**PROBLEM TO WORK ON:** Give every line back verbatim, dropping all images.

**MATERIALS PROVIDED:**
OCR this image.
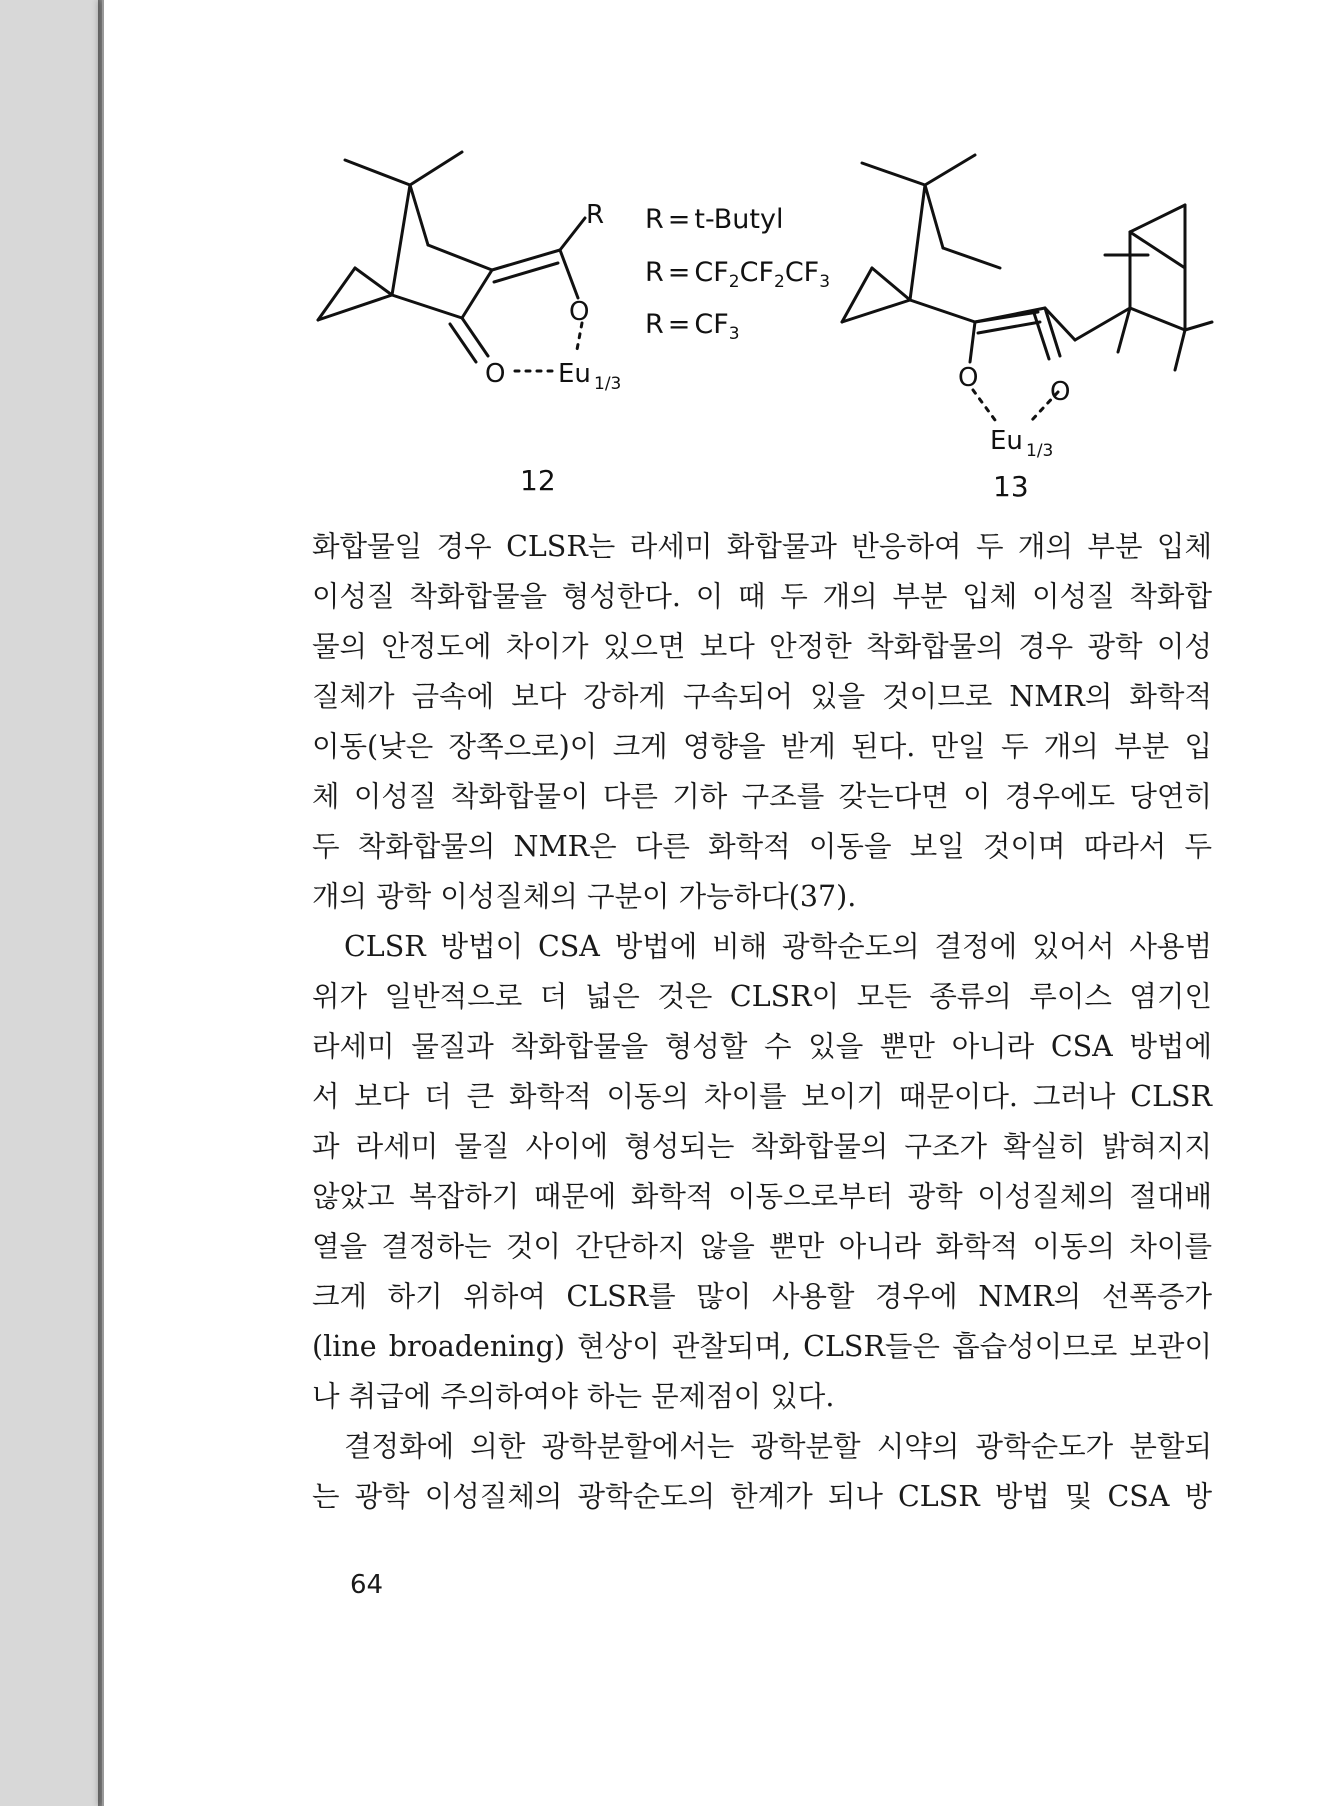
R
O
O Eu 1/3
12
R = t-Butyl
$R = CF_2CF_2CF_3$
$R = CF_3$
O	O
Eu 1/3
13
화합물일 경우 CLSR는 라세미 화합물과 반응하여 두 개의 부분 입체
이성질 착화합물을 형성한다. 이 때 두 개의 부분 입체 이성질 착화합
물의 안정도에 차이가 있으면 보다 안정한 착화합물의 경우 광학 이성
질체가 금속에 보다 강하게 구속되어 있을 것이므로 NMR의 화학적
이동(낮은 장쪽으로)이 크게 영향을 받게 된다. 만일 두 개의 부분 입
체 이성질 착화합물이 다른 기하 구조를 갖는다면 이 경우에도 당연히
두 착화합물의 NMR은 다른 화학적 이동을 보일 것이며 따라서 두
개의 광학 이성질체의 구분이 가능하다(37).
CLSR 방법이 CSA 방법에 비해 광학순도의 결정에 있어서 사용범
위가 일반적으로 더 넓은 것은 CLSR이 모든 종류의 루이스 염기인
라세미 물질과 착화합물을 형성할 수 있을 뿐만 아니라 CSA 방법에
서 보다 더 큰 화학적 이동의 차이를 보이기 때문이다. 그러나 CLSR
과 라세미 물질 사이에 형성되는 착화합물의 구조가 확실히 밝혀지지
않았고 복잡하기 때문에 화학적 이동으로부터 광학 이성질체의 절대배
열을 결정하는 것이 간단하지 않을 뿐만 아니라 화학적 이동의 차이를
크게 하기 위하여 CLSR를 많이 사용할 경우에 NMR의 선폭증가
(line broadening) 현상이 관찰되며, CLSR들은 흡습성이므로 보관이
나 취급에 주의하여야 하는 문제점이 있다.
결정화에 의한 광학분할에서는 광학분할 시약의 광학순도가 분할되
는 광학 이성질체의 광학순도의 한계가 되나 CLSR 방법 및 CSA 방
64
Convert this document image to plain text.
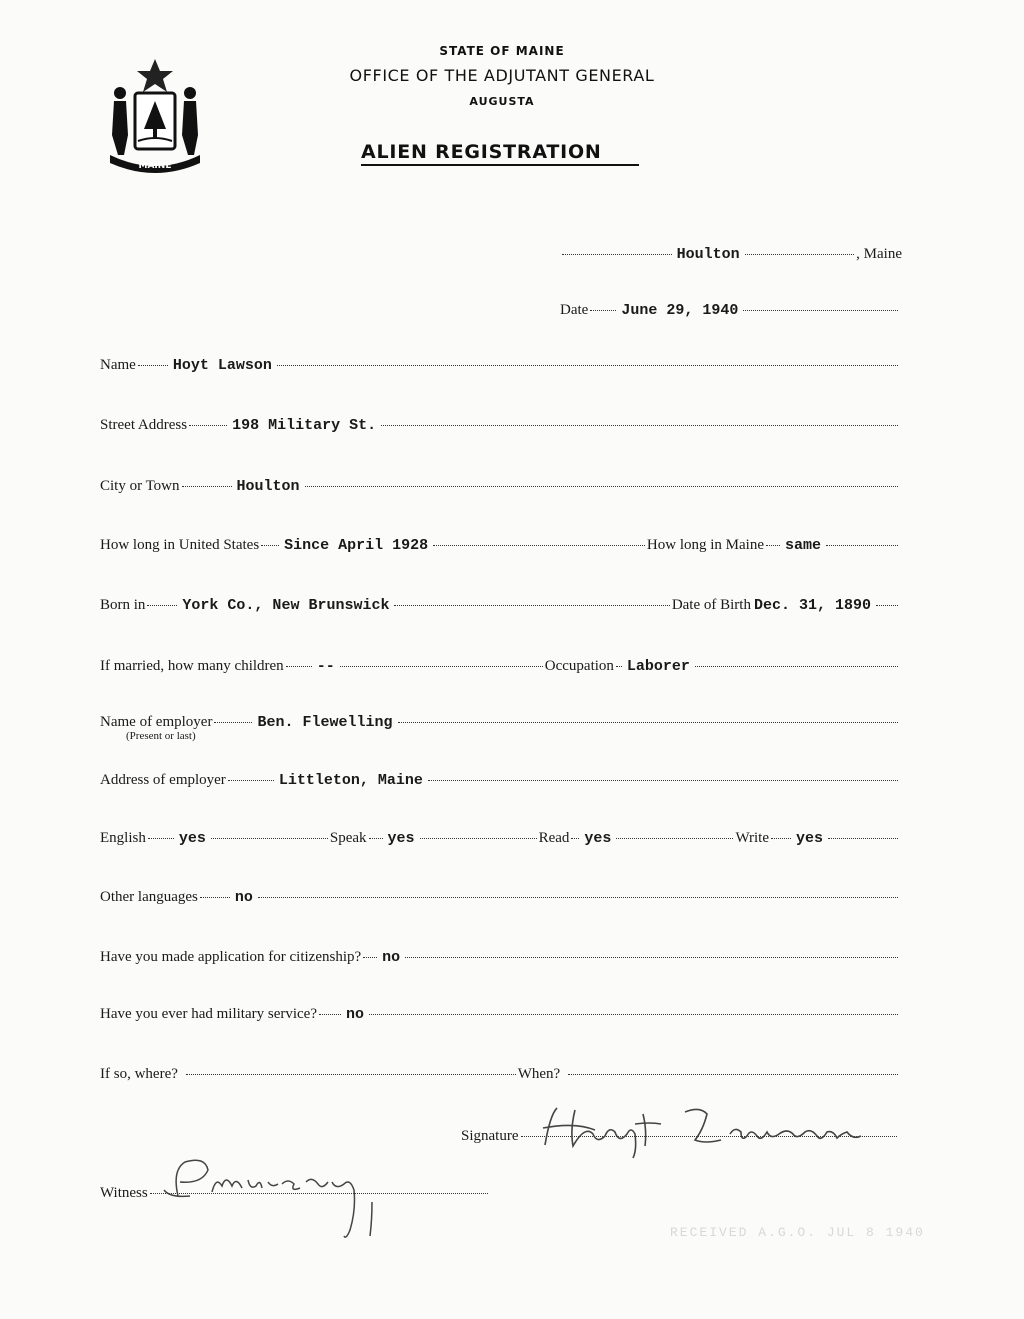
MAINE
STATE OF MAINE
OFFICE OF THE ADJUTANT GENERAL
AUGUSTA
ALIEN REGISTRATION
Houlton	, Maine
Date June 29, 1940
Name Hoyt Lawson
Street Address	198 Military St.
City or Town	Houlton
How long in United States Since April 1928	How long in Maine same
Born in York Co., New Brunswick	Date of Birth Dec. 31, 1890
If married, how many children --	Occupation Laborer
Name of employer	Ben. Flewelling
(Present or last)
Address of employer	Littleton, Maine
English yes	Speak yes	Read yes	Write yes
Other languages no
Have you made application for citizenship? no
Have you ever had military service? no
If so, where?	When?
Signature
Witness
RECEIVED A.G.O. JUL 8 1940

**EXERCISE ANSWER:**
OCR this image.
R
O
O Eu 1/3
12
R = t-Butyl
$R = CF_2CF_2CF_3$
$R = CF_3$
O	O
Eu 1/3
13
화합물일 경우 CLSR는 라세미 화합물과 반응하여 두 개의 부분 입체
이성질 착화합물을 형성한다. 이 때 두 개의 부분 입체 이성질 착화합
물의 안정도에 차이가 있으면 보다 안정한 착화합물의 경우 광학 이성
질체가 금속에 보다 강하게 구속되어 있을 것이므로 NMR의 화학적
이동(낮은 장쪽으로)이 크게 영향을 받게 된다. 만일 두 개의 부분 입
체 이성질 착화합물이 다른 기하 구조를 갖는다면 이 경우에도 당연히
두 착화합물의 NMR은 다른 화학적 이동을 보일 것이며 따라서 두
개의 광학 이성질체의 구분이 가능하다(37).
CLSR 방법이 CSA 방법에 비해 광학순도의 결정에 있어서 사용범
위가 일반적으로 더 넓은 것은 CLSR이 모든 종류의 루이스 염기인
라세미 물질과 착화합물을 형성할 수 있을 뿐만 아니라 CSA 방법에
서 보다 더 큰 화학적 이동의 차이를 보이기 때문이다. 그러나 CLSR
과 라세미 물질 사이에 형성되는 착화합물의 구조가 확실히 밝혀지지
않았고 복잡하기 때문에 화학적 이동으로부터 광학 이성질체의 절대배
열을 결정하는 것이 간단하지 않을 뿐만 아니라 화학적 이동의 차이를
크게 하기 위하여 CLSR를 많이 사용할 경우에 NMR의 선폭증가
(line broadening) 현상이 관찰되며, CLSR들은 흡습성이므로 보관이
나 취급에 주의하여야 하는 문제점이 있다.
결정화에 의한 광학분할에서는 광학분할 시약의 광학순도가 분할되
는 광학 이성질체의 광학순도의 한계가 되나 CLSR 방법 및 CSA 방
64
Convert this document image to plain text.
MAINE
STATE OF MAINE
OFFICE OF THE ADJUTANT GENERAL
AUGUSTA
ALIEN REGISTRATION
Houlton	, Maine
Date June 29, 1940
Name Hoyt Lawson
Street Address	198 Military St.
City or Town	Houlton
How long in United States Since April 1928	How long in Maine same
Born in York Co., New Brunswick	Date of Birth Dec. 31, 1890
If married, how many children --	Occupation Laborer
Name of employer	Ben. Flewelling
(Present or last)
Address of employer	Littleton, Maine
English yes	Speak yes	Read yes	Write yes
Other languages no
Have you made application for citizenship? no
Have you ever had military service? no
If so, where?	When?
Signature
Witness
RECEIVED A.G.O. JUL 8 1940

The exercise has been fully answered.